▶ _Short exercise_
Your copy of the material below should match it exactly, except that it holds no pictures.

▶ _Entries_
════════
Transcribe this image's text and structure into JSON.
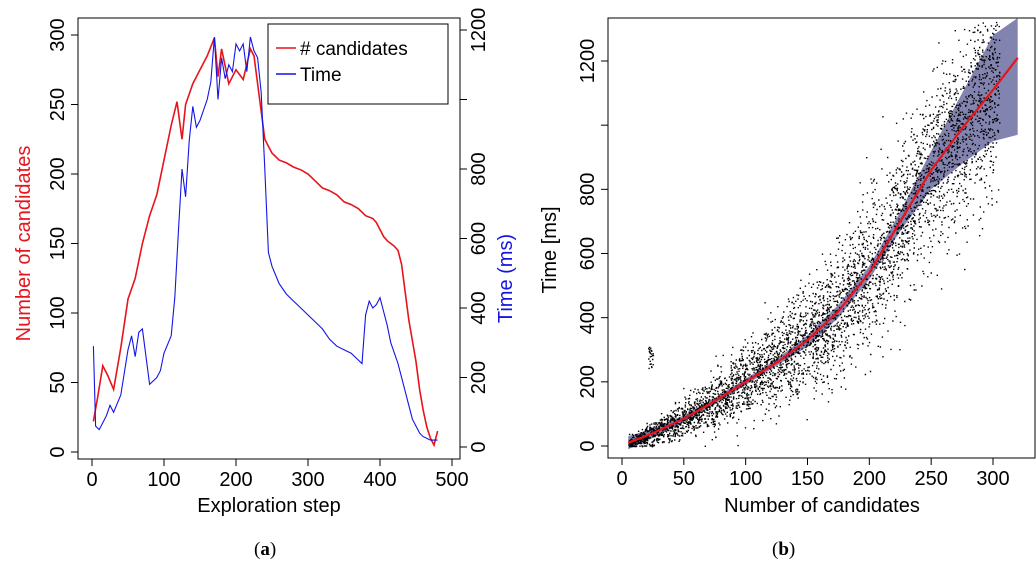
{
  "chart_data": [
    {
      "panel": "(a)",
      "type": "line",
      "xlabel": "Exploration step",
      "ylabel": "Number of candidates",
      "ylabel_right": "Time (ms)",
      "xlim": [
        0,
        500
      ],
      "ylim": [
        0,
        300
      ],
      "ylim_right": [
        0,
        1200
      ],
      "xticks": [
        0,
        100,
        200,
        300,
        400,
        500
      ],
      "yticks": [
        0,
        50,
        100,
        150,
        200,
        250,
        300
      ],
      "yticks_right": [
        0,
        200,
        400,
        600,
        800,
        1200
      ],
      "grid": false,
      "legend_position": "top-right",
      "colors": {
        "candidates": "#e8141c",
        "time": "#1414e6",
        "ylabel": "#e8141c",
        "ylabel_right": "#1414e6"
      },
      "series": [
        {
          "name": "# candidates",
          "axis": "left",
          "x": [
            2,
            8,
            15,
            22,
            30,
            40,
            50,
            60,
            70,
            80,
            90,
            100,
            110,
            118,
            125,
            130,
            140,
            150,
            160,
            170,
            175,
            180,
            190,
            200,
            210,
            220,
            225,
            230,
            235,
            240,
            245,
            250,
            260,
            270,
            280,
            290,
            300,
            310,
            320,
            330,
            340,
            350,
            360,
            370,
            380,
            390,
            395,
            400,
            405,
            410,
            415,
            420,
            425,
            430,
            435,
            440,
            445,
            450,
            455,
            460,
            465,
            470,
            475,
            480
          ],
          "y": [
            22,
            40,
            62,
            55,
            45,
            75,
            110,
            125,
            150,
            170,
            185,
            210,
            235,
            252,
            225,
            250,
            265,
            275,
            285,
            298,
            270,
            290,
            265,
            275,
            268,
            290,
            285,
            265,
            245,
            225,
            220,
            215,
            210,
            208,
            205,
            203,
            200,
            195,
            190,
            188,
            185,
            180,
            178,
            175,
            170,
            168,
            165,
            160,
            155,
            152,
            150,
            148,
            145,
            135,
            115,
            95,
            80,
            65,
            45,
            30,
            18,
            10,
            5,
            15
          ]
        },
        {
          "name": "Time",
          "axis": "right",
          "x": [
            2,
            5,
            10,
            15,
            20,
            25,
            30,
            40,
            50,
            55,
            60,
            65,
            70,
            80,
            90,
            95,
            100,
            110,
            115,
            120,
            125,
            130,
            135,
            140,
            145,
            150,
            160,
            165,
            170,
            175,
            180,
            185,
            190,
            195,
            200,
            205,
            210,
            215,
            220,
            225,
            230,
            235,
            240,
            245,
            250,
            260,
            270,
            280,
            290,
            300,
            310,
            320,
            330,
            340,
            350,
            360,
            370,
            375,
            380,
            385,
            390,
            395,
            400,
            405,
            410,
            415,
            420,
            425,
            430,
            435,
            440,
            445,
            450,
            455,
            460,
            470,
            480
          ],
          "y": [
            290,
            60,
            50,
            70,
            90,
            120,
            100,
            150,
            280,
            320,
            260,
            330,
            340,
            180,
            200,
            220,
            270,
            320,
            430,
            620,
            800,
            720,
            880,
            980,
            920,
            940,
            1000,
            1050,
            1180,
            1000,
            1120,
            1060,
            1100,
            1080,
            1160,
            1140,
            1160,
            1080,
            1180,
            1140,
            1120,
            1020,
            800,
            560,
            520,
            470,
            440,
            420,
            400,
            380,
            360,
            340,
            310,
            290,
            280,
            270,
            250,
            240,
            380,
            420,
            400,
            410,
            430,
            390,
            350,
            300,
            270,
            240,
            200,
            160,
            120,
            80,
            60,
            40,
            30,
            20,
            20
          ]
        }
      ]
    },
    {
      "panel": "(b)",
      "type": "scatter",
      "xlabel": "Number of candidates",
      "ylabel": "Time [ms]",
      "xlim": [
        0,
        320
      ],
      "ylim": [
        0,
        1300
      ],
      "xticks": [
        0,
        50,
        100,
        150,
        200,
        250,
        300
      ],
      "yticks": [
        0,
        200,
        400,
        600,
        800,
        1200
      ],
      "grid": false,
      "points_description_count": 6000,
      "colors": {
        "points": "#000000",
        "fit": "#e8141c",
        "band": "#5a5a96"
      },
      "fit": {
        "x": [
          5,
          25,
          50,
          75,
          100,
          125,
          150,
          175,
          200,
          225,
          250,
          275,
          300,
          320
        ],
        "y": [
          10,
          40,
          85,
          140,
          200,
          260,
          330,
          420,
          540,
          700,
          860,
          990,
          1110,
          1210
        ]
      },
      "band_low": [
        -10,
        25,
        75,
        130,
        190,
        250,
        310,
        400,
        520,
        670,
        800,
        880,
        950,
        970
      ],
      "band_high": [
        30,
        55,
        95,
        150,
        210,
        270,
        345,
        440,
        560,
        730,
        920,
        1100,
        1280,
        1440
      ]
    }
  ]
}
════════
▶ _The result_
Transcribe this image's text and structure into JSON.
{
  "chart_data": [
    {
      "panel": "(a)",
      "type": "line",
      "xlabel": "Exploration step",
      "ylabel": "Number of candidates",
      "ylabel_right": "Time (ms)",
      "xlim": [
        0,
        500
      ],
      "ylim": [
        0,
        300
      ],
      "ylim_right": [
        0,
        1200
      ],
      "xticks": [
        0,
        100,
        200,
        300,
        400,
        500
      ],
      "yticks": [
        0,
        50,
        100,
        150,
        200,
        250,
        300
      ],
      "yticks_right": [
        0,
        200,
        400,
        600,
        800,
        1200
      ],
      "grid": false,
      "legend_position": "top-right",
      "colors": {
        "candidates": "#e8141c",
        "time": "#1414e6",
        "ylabel": "#e8141c",
        "ylabel_right": "#1414e6"
      },
      "series": [
        {
          "name": "# candidates",
          "axis": "left",
          "x": [
            2,
            8,
            15,
            22,
            30,
            40,
            50,
            60,
            70,
            80,
            90,
            100,
            110,
            118,
            125,
            130,
            140,
            150,
            160,
            170,
            175,
            180,
            190,
            200,
            210,
            220,
            225,
            230,
            235,
            240,
            245,
            250,
            260,
            270,
            280,
            290,
            300,
            310,
            320,
            330,
            340,
            350,
            360,
            370,
            380,
            390,
            395,
            400,
            405,
            410,
            415,
            420,
            425,
            430,
            435,
            440,
            445,
            450,
            455,
            460,
            465,
            470,
            475,
            480
          ],
          "y": [
            22,
            40,
            62,
            55,
            45,
            75,
            110,
            125,
            150,
            170,
            185,
            210,
            235,
            252,
            225,
            250,
            265,
            275,
            285,
            298,
            270,
            290,
            265,
            275,
            268,
            290,
            285,
            265,
            245,
            225,
            220,
            215,
            210,
            208,
            205,
            203,
            200,
            195,
            190,
            188,
            185,
            180,
            178,
            175,
            170,
            168,
            165,
            160,
            155,
            152,
            150,
            148,
            145,
            135,
            115,
            95,
            80,
            65,
            45,
            30,
            18,
            10,
            5,
            15
          ]
        },
        {
          "name": "Time",
          "axis": "right",
          "x": [
            2,
            5,
            10,
            15,
            20,
            25,
            30,
            40,
            50,
            55,
            60,
            65,
            70,
            80,
            90,
            95,
            100,
            110,
            115,
            120,
            125,
            130,
            135,
            140,
            145,
            150,
            160,
            165,
            170,
            175,
            180,
            185,
            190,
            195,
            200,
            205,
            210,
            215,
            220,
            225,
            230,
            235,
            240,
            245,
            250,
            260,
            270,
            280,
            290,
            300,
            310,
            320,
            330,
            340,
            350,
            360,
            370,
            375,
            380,
            385,
            390,
            395,
            400,
            405,
            410,
            415,
            420,
            425,
            430,
            435,
            440,
            445,
            450,
            455,
            460,
            470,
            480
          ],
          "y": [
            290,
            60,
            50,
            70,
            90,
            120,
            100,
            150,
            280,
            320,
            260,
            330,
            340,
            180,
            200,
            220,
            270,
            320,
            430,
            620,
            800,
            720,
            880,
            980,
            920,
            940,
            1000,
            1050,
            1180,
            1000,
            1120,
            1060,
            1100,
            1080,
            1160,
            1140,
            1160,
            1080,
            1180,
            1140,
            1120,
            1020,
            800,
            560,
            520,
            470,
            440,
            420,
            400,
            380,
            360,
            340,
            310,
            290,
            280,
            270,
            250,
            240,
            380,
            420,
            400,
            410,
            430,
            390,
            350,
            300,
            270,
            240,
            200,
            160,
            120,
            80,
            60,
            40,
            30,
            20,
            20
          ]
        }
      ]
    },
    {
      "panel": "(b)",
      "type": "scatter",
      "xlabel": "Number of candidates",
      "ylabel": "Time [ms]",
      "xlim": [
        0,
        320
      ],
      "ylim": [
        0,
        1300
      ],
      "xticks": [
        0,
        50,
        100,
        150,
        200,
        250,
        300
      ],
      "yticks": [
        0,
        200,
        400,
        600,
        800,
        1200
      ],
      "grid": false,
      "points_description_count": 6000,
      "colors": {
        "points": "#000000",
        "fit": "#e8141c",
        "band": "#5a5a96"
      },
      "fit": {
        "x": [
          5,
          25,
          50,
          75,
          100,
          125,
          150,
          175,
          200,
          225,
          250,
          275,
          300,
          320
        ],
        "y": [
          10,
          40,
          85,
          140,
          200,
          260,
          330,
          420,
          540,
          700,
          860,
          990,
          1110,
          1210
        ]
      },
      "band_low": [
        -10,
        25,
        75,
        130,
        190,
        250,
        310,
        400,
        520,
        670,
        800,
        880,
        950,
        970
      ],
      "band_high": [
        30,
        55,
        95,
        150,
        210,
        270,
        345,
        440,
        560,
        730,
        920,
        1100,
        1280,
        1440
      ]
    }
  ]
}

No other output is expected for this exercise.